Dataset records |
_ _ _ _ _
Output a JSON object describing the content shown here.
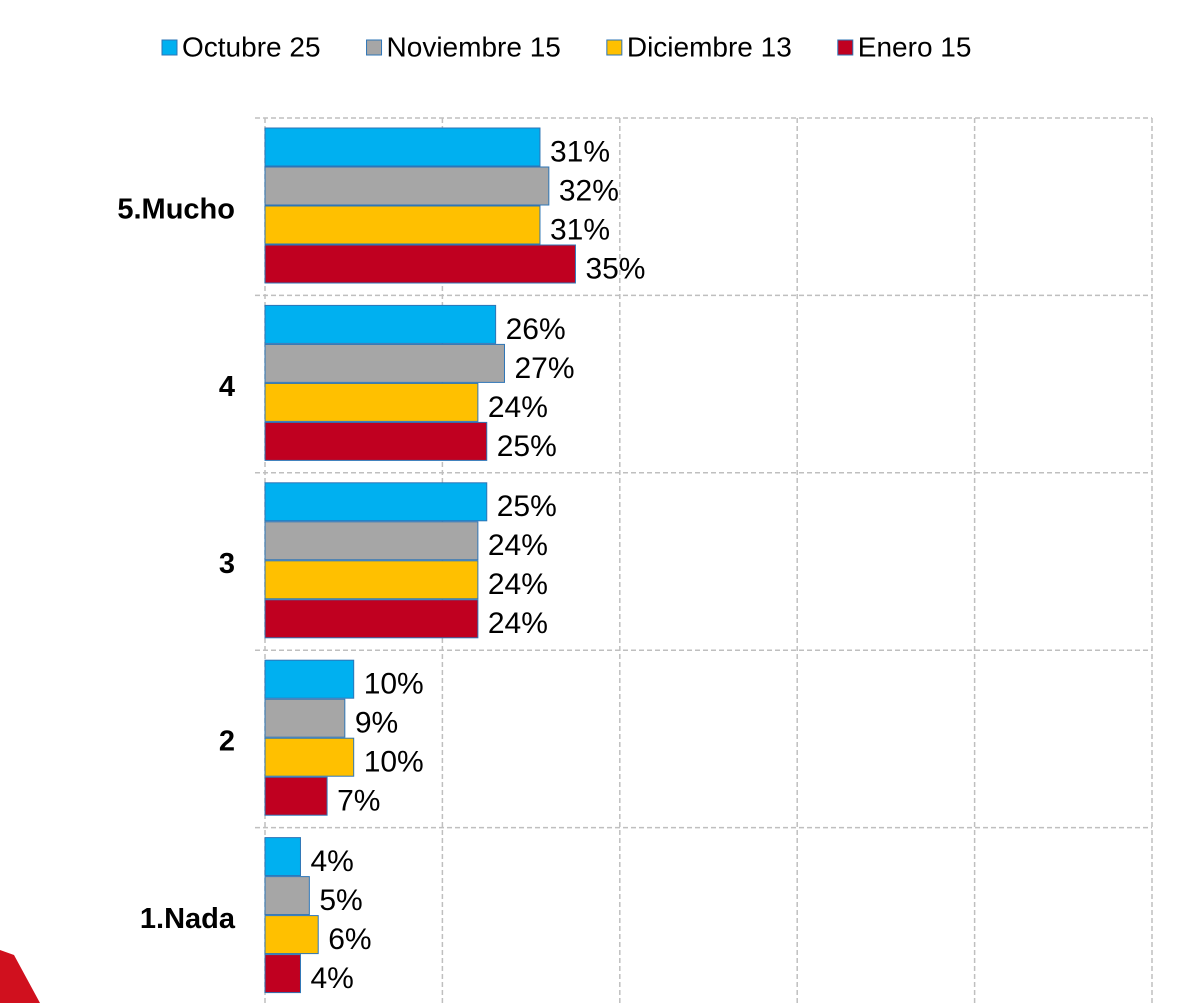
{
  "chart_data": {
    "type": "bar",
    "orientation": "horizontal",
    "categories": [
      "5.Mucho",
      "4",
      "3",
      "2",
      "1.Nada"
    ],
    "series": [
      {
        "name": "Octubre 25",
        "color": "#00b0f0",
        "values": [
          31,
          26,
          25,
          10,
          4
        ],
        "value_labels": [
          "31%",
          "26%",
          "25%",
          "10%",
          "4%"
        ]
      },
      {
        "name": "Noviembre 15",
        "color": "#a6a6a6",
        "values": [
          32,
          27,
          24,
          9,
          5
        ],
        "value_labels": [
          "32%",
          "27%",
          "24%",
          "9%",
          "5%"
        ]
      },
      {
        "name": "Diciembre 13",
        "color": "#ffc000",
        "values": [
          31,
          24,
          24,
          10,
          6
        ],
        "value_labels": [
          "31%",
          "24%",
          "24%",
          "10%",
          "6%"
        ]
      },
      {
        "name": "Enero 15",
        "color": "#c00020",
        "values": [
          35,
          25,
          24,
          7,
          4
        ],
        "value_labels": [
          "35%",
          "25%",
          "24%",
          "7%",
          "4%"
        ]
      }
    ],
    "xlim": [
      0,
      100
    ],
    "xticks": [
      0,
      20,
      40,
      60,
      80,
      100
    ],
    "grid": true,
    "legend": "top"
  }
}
_ _ _ _ _
Aim |
Show, from the listing above, each line that contains the word "color".

Full output |
        "color": "#00b0f0",
        "color": "#a6a6a6",
        "color": "#ffc000",
        "color": "#c00020",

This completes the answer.